— begin —
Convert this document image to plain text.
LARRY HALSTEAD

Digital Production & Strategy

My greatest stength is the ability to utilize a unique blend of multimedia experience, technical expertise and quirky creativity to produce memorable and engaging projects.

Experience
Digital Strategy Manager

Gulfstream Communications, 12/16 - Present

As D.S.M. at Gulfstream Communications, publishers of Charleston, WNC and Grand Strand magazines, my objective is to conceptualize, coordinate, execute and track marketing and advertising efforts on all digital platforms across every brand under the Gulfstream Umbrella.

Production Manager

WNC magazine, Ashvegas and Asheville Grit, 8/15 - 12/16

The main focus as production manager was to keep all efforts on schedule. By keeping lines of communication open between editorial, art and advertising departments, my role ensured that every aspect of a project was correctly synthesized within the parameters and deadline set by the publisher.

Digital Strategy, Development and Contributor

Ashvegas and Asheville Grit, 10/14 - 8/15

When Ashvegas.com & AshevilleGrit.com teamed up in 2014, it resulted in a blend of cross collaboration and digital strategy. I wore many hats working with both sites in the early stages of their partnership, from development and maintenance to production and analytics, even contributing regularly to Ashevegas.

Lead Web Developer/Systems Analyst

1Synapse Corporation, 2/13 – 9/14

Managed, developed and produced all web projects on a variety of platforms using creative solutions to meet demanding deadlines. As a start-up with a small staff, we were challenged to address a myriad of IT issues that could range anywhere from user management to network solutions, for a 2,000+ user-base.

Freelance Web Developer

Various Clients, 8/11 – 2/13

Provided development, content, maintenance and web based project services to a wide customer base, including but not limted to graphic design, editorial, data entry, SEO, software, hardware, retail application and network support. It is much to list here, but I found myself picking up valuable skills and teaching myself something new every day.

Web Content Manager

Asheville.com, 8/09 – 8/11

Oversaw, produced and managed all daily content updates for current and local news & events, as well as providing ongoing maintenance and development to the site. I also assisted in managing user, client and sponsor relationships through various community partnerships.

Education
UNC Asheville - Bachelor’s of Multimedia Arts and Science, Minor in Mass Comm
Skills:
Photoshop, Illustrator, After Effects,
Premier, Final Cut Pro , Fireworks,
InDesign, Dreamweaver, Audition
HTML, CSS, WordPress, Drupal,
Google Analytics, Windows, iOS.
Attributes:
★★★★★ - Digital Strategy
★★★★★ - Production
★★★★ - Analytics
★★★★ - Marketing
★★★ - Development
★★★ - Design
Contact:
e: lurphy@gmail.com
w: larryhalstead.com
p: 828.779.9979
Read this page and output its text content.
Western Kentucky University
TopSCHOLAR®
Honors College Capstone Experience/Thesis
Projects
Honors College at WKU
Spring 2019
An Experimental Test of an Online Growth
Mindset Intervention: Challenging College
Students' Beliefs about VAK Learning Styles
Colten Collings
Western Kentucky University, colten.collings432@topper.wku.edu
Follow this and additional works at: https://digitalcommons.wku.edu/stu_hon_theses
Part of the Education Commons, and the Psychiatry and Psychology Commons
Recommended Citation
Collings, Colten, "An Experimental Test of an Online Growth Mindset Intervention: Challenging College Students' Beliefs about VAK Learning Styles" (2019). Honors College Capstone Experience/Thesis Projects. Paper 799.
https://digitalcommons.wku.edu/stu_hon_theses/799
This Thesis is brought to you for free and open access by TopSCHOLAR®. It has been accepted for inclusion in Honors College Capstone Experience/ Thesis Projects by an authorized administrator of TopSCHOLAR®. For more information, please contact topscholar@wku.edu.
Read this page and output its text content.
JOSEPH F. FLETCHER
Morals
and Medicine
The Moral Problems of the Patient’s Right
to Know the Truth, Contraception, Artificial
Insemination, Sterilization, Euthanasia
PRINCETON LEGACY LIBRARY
— end —
# Brief
All lines holding the word "Intervention" should be picked out and copied.

# Response to this task
Mindset Intervention: Challenging College
Collings, Colten, "An Experimental Test of an Online Growth Mindset Intervention: Challenging College Students' Beliefs about VAK Learning Styles" (2019). Honors College Capstone Experience/Thesis Projects. Paper 799.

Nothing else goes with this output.